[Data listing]
-- begin --

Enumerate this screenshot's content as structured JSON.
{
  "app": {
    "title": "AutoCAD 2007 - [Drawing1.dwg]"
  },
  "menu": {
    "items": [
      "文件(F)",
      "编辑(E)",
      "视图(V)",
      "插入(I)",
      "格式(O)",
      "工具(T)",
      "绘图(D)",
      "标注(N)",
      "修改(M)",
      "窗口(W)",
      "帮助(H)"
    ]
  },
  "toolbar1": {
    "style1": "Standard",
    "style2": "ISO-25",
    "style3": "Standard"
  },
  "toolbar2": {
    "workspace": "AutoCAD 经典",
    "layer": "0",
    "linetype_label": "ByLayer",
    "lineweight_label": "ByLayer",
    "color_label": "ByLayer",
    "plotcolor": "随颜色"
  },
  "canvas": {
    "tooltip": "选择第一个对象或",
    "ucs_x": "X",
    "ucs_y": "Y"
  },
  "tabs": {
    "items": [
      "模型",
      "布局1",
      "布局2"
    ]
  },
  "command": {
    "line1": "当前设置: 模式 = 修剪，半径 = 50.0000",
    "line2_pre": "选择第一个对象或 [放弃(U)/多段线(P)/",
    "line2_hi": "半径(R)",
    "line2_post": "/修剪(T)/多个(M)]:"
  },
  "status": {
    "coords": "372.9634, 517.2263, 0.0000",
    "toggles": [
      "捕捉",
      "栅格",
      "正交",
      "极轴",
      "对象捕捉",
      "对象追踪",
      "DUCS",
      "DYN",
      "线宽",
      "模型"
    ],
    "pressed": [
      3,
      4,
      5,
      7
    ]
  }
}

-- end --

:: The request ::
Extract each entry in full and write it down exactly.

:: Completed exercise ::
Enumerate this screenshot's content as structured JSON.
{
  "app": {
    "title": "AutoCAD 2007 - [Drawing1.dwg]"
  },
  "menu": {
    "items": [
      "文件(F)",
      "编辑(E)",
      "视图(V)",
      "插入(I)",
      "格式(O)",
      "工具(T)",
      "绘图(D)",
      "标注(N)",
      "修改(M)",
      "窗口(W)",
      "帮助(H)"
    ]
  },
  "toolbar1": {
    "style1": "Standard",
    "style2": "ISO-25",
    "style3": "Standard"
  },
  "toolbar2": {
    "workspace": "AutoCAD 经典",
    "layer": "0",
    "linetype_label": "ByLayer",
    "lineweight_label": "ByLayer",
    "color_label": "ByLayer",
    "plotcolor": "随颜色"
  },
  "canvas": {
    "tooltip": "选择第一个对象或",
    "ucs_x": "X",
    "ucs_y": "Y"
  },
  "tabs": {
    "items": [
      "模型",
      "布局1",
      "布局2"
    ]
  },
  "command": {
    "line1": "当前设置: 模式 = 修剪，半径 = 50.0000",
    "line2_pre": "选择第一个对象或 [放弃(U)/多段线(P)/",
    "line2_hi": "半径(R)",
    "line2_post": "/修剪(T)/多个(M)]:"
  },
  "status": {
    "coords": "372.9634, 517.2263, 0.0000",
    "toggles": [
      "捕捉",
      "栅格",
      "正交",
      "极轴",
      "对象捕捉",
      "对象追踪",
      "DUCS",
      "DYN",
      "线宽",
      "模型"
    ],
    "pressed": [
      3,
      4,
      5,
      7
    ]
  }
}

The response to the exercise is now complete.